To do:
Set the records down again, exactly, without their images.

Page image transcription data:
====================

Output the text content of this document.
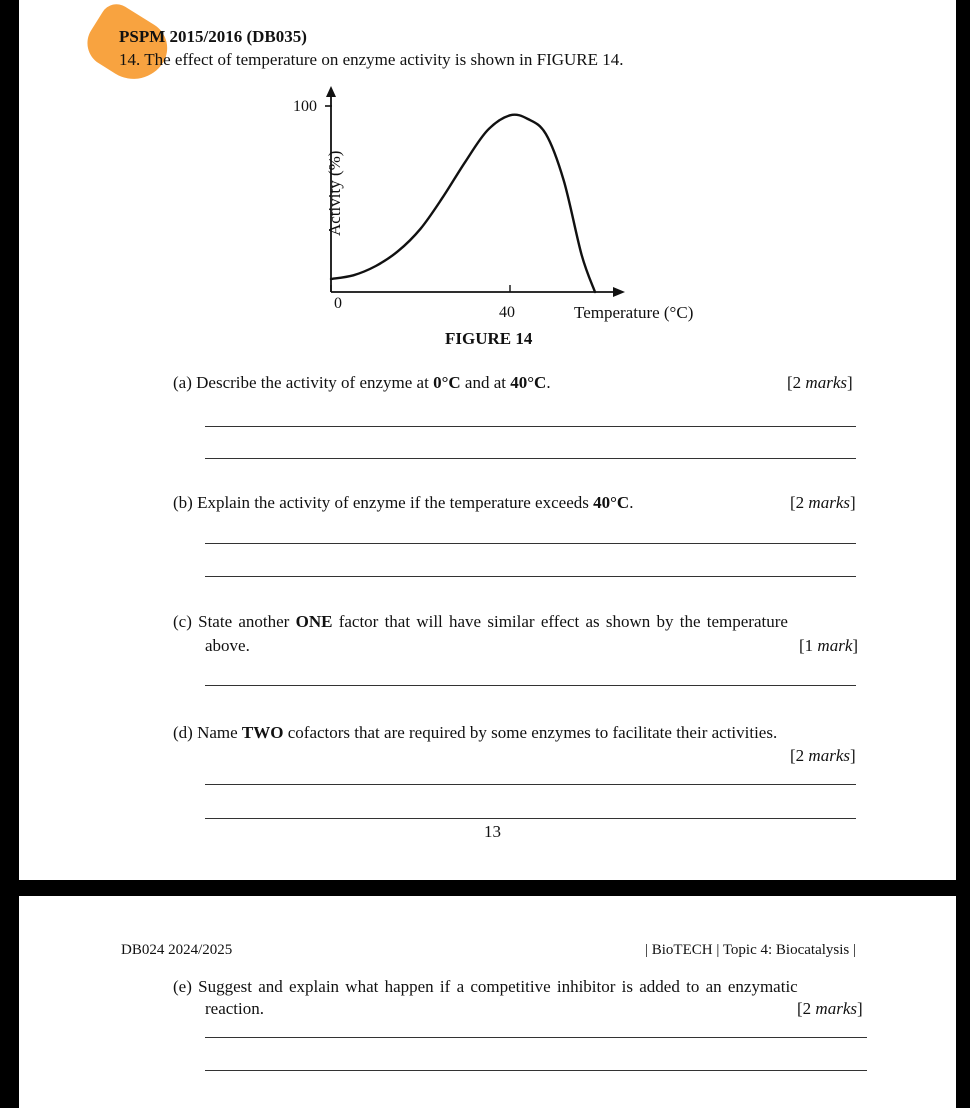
PSPM 2015/2016 (DB035)
14. The effect of temperature on enzyme activity is shown in FIGURE 14.
100
0
40	Temperature (°C)
Activity (%)
FIGURE 14
(a) Describe the activity of enzyme at 0°C and at 40°C.	[2 marks]
(b) Explain the activity of enzyme if the temperature exceeds 40°C.	[2 marks]
(c) State another ONE factor that will have similar effect as shown by the temperature
above.	[1 mark]
(d) Name TWO cofactors that are required by some enzymes to facilitate their activities.
[2 marks]
13
DB024 2024/2025	| BioTECH | Topic 4: Biocatalysis |
(e) Suggest and explain what happen if a competitive inhibitor is added to an enzymatic
reaction.	[2 marks]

====================

Answer to this task:
Output the text content of this document.
PSPM 2015/2016 (DB035)
14. The effect of temperature on enzyme activity is shown in FIGURE 14.
100
0
40	Temperature (°C)
Activity (%)
FIGURE 14
(a) Describe the activity of enzyme at 0°C and at 40°C.	[2 marks]
(b) Explain the activity of enzyme if the temperature exceeds 40°C.	[2 marks]
(c) State another ONE factor that will have similar effect as shown by the temperature
above.	[1 mark]
(d) Name TWO cofactors that are required by some enzymes to facilitate their activities.
[2 marks]
13
DB024 2024/2025	| BioTECH | Topic 4: Biocatalysis |
(e) Suggest and explain what happen if a competitive inhibitor is added to an enzymatic
reaction.	[2 marks]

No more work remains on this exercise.